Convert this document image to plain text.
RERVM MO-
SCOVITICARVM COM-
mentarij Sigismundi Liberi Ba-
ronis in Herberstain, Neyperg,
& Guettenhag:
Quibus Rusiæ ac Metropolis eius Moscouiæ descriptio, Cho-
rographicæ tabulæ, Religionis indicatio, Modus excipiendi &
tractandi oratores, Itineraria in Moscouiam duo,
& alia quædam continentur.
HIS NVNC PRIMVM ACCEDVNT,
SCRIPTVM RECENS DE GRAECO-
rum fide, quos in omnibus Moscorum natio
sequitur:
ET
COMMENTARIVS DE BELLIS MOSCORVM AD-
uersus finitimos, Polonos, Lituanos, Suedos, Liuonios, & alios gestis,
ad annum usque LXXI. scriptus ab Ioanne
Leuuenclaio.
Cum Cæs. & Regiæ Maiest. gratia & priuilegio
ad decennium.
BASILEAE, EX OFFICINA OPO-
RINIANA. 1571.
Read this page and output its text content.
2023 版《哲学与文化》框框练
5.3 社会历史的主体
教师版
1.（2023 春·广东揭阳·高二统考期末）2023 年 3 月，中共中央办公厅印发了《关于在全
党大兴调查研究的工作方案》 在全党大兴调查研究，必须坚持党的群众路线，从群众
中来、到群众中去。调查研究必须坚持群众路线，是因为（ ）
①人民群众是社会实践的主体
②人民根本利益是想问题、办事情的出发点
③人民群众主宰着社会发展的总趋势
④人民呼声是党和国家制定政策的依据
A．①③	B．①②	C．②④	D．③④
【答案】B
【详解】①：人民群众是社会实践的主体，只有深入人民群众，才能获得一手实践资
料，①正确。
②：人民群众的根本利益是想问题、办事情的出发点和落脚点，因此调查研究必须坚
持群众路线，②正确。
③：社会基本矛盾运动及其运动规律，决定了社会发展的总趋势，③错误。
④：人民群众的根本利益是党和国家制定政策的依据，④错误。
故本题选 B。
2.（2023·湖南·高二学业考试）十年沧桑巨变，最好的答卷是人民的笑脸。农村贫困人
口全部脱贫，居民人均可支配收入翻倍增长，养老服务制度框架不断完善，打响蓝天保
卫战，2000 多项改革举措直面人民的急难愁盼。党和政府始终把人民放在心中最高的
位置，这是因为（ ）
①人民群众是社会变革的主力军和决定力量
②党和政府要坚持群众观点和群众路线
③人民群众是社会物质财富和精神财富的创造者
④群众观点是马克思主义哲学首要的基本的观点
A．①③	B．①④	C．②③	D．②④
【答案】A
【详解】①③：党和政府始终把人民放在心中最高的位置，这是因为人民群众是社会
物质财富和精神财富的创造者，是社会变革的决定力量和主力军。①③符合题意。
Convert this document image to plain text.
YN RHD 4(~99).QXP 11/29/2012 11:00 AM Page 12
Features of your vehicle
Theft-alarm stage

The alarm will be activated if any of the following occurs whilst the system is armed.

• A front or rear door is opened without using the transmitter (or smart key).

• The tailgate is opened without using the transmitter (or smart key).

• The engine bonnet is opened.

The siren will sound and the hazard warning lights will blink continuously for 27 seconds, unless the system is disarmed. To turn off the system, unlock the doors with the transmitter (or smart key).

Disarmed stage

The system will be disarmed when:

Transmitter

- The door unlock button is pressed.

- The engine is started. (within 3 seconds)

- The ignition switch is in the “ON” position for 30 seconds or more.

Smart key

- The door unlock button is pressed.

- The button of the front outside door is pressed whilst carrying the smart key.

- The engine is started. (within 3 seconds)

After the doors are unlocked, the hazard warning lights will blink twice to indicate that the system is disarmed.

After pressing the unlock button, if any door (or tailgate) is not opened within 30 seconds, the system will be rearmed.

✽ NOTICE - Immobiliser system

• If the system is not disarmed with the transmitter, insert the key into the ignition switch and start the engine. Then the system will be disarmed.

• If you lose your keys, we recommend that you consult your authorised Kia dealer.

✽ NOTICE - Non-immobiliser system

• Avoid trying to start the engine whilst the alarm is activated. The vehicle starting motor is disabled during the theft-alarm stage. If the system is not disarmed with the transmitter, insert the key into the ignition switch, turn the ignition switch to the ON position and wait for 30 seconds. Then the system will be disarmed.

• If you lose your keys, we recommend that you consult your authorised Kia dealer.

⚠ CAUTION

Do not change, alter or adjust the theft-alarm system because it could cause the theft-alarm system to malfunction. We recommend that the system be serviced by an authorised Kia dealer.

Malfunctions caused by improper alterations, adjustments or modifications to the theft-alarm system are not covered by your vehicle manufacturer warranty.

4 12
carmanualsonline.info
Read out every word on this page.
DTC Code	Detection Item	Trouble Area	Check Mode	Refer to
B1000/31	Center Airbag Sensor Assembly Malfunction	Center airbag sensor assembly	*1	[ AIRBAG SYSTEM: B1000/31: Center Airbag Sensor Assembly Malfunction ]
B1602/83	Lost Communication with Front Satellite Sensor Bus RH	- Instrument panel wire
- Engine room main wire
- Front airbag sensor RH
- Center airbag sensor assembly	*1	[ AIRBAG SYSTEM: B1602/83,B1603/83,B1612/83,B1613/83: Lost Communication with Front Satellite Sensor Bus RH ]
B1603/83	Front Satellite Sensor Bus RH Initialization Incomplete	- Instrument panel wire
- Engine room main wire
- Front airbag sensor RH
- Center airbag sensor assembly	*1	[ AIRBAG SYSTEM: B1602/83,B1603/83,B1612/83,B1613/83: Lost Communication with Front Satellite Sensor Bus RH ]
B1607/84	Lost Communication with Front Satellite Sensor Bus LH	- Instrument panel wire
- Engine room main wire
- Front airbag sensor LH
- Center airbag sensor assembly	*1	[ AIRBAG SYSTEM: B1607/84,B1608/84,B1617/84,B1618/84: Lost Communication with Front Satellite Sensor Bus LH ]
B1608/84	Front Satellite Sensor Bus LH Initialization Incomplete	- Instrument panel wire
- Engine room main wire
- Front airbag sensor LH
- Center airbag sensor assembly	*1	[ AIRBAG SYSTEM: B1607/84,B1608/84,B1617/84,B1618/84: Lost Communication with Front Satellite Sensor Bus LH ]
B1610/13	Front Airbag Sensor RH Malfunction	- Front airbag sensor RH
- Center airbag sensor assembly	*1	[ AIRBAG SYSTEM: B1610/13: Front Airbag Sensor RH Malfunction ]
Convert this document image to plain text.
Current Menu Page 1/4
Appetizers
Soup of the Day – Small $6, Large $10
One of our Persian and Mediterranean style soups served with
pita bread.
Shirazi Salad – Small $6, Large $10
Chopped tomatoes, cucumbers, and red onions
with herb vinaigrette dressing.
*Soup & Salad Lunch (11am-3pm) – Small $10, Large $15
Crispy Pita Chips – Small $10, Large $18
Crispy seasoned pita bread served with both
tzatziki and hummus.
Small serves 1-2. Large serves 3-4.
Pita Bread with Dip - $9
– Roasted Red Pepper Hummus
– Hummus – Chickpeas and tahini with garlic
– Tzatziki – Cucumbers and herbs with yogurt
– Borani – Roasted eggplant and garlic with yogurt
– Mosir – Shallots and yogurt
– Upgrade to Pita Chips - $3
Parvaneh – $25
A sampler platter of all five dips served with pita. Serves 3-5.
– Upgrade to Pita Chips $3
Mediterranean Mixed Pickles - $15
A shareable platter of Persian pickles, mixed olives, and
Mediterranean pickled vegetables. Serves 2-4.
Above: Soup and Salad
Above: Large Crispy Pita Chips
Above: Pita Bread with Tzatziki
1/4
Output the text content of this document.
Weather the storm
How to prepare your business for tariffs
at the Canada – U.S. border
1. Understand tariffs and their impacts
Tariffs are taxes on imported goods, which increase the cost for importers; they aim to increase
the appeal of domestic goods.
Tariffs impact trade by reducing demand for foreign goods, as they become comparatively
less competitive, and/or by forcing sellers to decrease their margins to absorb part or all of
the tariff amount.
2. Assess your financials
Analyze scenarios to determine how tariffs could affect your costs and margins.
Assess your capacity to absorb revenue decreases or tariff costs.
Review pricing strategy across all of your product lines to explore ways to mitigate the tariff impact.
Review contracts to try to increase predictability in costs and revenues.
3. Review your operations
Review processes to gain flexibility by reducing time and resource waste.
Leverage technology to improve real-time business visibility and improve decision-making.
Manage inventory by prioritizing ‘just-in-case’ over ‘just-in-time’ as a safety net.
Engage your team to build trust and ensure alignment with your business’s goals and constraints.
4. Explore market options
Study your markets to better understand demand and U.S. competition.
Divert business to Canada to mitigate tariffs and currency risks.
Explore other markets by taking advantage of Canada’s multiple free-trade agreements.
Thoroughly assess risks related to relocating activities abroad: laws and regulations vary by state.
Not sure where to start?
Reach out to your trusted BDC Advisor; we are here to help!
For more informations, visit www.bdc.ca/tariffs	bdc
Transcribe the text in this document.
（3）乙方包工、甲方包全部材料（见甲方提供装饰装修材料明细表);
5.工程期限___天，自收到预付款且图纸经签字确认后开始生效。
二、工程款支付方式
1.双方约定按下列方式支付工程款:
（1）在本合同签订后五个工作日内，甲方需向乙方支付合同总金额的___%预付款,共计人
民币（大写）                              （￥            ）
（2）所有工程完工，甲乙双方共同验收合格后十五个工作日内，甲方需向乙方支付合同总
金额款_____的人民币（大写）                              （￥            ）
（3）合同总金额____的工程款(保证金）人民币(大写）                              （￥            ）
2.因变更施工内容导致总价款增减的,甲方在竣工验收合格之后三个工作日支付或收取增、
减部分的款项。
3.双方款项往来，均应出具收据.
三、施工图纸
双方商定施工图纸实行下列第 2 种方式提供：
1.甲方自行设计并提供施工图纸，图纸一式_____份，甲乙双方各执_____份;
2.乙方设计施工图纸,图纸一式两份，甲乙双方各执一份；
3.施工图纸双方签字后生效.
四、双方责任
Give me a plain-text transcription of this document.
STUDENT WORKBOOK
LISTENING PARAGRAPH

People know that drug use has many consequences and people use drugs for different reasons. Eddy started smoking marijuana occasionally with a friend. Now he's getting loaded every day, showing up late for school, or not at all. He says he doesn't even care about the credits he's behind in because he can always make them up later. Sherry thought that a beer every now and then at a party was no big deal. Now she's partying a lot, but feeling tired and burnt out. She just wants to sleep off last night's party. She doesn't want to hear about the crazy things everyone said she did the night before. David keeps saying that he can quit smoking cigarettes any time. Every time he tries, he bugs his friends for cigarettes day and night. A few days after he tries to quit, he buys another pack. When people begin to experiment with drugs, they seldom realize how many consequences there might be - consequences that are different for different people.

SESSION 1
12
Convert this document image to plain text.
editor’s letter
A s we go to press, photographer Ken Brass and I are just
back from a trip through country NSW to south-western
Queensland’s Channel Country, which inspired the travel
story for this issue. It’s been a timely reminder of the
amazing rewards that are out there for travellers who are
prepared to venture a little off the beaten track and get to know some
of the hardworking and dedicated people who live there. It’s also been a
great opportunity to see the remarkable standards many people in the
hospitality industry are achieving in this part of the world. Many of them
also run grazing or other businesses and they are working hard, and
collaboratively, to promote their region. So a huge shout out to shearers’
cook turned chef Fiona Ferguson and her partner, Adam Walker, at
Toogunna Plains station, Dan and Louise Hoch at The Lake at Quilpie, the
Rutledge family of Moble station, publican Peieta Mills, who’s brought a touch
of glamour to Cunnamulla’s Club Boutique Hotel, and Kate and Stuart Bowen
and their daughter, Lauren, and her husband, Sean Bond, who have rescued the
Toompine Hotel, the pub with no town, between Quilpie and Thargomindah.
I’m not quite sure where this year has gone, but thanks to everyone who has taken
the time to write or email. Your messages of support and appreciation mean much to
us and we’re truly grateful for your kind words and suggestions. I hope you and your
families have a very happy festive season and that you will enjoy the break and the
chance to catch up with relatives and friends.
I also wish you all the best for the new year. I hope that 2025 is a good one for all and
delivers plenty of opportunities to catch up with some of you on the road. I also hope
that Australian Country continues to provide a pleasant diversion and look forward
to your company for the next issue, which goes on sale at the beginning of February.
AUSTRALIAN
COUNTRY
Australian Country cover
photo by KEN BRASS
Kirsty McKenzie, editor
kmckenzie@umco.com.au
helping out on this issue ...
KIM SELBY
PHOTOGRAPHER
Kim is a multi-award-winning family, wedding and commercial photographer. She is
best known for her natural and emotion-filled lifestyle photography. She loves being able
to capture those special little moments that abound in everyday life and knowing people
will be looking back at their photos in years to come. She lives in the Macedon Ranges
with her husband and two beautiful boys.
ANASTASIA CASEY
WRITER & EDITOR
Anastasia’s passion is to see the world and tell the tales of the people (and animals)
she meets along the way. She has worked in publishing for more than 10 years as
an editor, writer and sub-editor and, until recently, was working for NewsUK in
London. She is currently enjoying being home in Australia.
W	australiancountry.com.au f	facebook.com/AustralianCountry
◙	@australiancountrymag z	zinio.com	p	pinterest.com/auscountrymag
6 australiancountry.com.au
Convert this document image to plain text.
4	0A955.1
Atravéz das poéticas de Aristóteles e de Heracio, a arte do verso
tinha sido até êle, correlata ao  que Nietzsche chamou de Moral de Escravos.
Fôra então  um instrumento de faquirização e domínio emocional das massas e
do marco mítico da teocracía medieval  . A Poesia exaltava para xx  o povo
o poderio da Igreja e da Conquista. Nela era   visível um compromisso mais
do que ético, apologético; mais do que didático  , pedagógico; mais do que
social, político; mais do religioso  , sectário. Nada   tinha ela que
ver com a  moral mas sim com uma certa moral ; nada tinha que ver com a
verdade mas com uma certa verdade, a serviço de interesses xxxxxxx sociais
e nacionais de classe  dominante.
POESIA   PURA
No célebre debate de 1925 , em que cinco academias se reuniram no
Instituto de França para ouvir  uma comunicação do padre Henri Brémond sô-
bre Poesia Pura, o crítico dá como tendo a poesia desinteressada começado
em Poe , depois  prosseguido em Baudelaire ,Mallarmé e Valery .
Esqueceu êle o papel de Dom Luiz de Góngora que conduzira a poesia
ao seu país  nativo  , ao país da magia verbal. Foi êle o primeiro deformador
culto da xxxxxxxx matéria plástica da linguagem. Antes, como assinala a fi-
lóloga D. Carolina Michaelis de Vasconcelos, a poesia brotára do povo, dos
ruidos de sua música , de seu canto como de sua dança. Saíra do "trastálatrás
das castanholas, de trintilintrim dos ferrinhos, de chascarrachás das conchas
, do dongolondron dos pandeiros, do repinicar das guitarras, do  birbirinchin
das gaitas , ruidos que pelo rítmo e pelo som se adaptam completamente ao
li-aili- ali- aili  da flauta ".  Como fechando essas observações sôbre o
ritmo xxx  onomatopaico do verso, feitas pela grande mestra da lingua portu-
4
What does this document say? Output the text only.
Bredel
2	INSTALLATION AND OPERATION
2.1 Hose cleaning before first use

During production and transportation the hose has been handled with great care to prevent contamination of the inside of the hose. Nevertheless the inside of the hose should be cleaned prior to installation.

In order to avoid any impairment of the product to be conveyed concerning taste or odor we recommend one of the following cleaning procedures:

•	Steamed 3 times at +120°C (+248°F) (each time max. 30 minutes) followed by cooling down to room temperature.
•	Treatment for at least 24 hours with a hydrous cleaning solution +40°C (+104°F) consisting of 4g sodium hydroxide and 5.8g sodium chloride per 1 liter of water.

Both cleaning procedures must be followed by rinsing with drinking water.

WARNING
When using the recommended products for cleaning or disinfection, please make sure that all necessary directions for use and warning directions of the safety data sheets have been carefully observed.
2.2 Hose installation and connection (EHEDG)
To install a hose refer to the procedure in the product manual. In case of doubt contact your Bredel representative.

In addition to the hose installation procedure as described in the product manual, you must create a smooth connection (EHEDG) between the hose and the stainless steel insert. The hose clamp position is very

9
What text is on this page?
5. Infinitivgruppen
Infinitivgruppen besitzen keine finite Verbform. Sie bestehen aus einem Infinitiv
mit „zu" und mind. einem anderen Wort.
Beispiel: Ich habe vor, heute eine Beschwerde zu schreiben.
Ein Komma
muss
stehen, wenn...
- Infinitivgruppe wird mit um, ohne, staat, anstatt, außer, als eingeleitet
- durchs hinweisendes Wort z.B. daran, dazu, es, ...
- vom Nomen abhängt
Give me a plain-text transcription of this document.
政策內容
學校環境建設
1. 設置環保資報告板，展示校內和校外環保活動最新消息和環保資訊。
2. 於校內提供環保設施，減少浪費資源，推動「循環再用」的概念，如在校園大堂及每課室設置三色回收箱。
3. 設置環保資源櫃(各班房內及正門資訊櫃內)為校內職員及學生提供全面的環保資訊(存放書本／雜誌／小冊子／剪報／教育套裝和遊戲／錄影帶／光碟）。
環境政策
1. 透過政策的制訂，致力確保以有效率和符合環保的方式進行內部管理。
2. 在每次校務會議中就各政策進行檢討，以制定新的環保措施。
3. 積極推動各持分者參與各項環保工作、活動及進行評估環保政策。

**Task to complete**
Write out every line of the entries that holds the word "must".

**Exercise answer**
Both cleaning procedures must be followed by rinsing with drinking water.
In addition to the hose installation procedure as described in the product manual, you must create a smooth connection (EHEDG) between the hose and the stainless steel insert. The hose clamp position is very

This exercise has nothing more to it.